From the entries that follow, copy each line containing the word "wife".

○ ○ ○

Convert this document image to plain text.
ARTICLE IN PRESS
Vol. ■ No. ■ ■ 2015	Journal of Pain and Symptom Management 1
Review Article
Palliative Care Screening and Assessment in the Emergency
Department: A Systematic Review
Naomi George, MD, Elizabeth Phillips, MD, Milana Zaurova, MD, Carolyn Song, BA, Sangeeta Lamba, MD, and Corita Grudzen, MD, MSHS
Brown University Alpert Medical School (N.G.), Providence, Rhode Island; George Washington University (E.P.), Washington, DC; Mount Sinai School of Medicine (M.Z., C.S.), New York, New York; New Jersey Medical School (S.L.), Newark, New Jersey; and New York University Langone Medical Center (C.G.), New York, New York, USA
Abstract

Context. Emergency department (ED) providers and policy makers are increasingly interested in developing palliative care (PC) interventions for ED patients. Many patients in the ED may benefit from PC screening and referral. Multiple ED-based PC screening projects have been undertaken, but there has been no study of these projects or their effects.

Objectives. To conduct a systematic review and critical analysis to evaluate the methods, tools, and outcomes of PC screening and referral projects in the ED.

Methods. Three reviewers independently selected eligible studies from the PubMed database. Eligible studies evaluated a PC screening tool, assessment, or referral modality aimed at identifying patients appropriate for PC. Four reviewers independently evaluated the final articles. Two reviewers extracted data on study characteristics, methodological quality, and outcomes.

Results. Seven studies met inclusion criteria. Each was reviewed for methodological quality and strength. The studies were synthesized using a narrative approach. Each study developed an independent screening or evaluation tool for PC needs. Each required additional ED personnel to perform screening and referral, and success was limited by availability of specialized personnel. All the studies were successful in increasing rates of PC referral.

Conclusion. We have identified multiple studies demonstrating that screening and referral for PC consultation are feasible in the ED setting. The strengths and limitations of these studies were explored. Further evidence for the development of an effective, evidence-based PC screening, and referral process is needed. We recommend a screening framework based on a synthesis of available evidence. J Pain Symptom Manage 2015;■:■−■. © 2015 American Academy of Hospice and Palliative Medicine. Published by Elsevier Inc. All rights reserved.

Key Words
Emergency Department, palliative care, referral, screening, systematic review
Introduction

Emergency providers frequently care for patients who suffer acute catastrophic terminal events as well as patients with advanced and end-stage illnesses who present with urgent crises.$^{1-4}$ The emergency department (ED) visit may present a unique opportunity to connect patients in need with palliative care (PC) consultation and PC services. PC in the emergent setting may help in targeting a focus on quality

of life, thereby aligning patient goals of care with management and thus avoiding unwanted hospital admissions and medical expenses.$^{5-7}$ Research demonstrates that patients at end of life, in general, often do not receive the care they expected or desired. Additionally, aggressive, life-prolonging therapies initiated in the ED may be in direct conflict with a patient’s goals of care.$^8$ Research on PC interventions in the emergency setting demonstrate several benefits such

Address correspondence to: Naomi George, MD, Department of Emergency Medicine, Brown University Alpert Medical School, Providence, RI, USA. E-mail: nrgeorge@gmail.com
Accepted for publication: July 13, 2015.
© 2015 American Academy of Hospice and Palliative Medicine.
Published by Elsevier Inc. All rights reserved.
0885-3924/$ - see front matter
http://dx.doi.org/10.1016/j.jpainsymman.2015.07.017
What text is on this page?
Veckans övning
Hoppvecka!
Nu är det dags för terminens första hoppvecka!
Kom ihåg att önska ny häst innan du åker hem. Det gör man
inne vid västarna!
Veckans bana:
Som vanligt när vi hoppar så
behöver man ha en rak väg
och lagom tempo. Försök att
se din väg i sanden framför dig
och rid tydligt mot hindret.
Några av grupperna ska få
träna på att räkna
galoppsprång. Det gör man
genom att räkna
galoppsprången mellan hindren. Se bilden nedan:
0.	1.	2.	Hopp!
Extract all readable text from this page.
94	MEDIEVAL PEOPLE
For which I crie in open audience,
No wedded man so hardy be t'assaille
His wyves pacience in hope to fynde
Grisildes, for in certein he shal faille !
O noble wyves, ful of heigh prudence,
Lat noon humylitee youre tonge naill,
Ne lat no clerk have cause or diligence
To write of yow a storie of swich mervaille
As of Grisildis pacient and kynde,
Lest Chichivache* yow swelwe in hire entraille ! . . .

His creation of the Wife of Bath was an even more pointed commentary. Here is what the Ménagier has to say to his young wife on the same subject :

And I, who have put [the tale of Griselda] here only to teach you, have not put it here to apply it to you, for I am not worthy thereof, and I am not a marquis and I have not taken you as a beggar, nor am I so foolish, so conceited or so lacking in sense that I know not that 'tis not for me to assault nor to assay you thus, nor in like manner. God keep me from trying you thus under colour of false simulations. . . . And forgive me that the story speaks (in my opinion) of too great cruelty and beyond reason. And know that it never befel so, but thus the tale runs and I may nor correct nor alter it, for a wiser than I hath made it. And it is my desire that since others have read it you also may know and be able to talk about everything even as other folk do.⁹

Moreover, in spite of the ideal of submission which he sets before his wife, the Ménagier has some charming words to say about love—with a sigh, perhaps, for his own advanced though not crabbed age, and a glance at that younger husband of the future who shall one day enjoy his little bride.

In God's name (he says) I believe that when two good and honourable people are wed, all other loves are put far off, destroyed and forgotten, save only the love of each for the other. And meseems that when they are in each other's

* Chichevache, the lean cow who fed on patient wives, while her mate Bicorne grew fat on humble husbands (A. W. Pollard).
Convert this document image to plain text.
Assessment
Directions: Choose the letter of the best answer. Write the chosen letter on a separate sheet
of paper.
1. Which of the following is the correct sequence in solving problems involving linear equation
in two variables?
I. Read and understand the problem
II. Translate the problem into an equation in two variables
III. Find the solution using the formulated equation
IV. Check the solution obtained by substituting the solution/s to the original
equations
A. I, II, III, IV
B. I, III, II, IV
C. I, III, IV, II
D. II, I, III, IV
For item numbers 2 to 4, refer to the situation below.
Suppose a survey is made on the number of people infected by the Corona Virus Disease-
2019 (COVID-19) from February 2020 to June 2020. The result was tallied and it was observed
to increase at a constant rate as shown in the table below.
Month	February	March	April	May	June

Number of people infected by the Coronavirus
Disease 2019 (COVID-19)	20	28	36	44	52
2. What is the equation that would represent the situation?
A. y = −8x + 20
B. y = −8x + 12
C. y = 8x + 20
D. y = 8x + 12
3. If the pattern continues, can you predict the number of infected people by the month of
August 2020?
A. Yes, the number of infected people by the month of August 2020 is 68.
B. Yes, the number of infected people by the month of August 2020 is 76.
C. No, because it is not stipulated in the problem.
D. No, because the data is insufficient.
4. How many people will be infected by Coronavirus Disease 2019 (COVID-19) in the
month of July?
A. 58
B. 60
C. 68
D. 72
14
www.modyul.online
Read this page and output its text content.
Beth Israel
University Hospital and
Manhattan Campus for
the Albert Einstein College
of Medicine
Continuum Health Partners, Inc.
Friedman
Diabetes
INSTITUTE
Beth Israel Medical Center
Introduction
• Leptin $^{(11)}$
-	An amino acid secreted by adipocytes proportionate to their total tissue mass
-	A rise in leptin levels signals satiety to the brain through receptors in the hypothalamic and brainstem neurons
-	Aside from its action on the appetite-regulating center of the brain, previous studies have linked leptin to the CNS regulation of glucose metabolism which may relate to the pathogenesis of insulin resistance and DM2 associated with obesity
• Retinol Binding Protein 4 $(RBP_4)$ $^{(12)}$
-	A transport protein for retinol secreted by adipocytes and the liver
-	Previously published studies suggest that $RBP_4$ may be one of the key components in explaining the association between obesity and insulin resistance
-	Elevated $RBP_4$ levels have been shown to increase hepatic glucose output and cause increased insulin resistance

○ ○ ○

• [Answer to this exercise]
His creation of the Wife of Bath was an even more pointed commentary. Here is what the Ménagier has to say to his young wife on the same subject :
Moreover, in spite of the ideal of submission which he sets before his wife, the Ménagier has some charming words to say about love—with a sigh, perhaps, for his own advanced though not crabbed age, and a glance at that younger husband of the future who shall one day enjoy his little bride.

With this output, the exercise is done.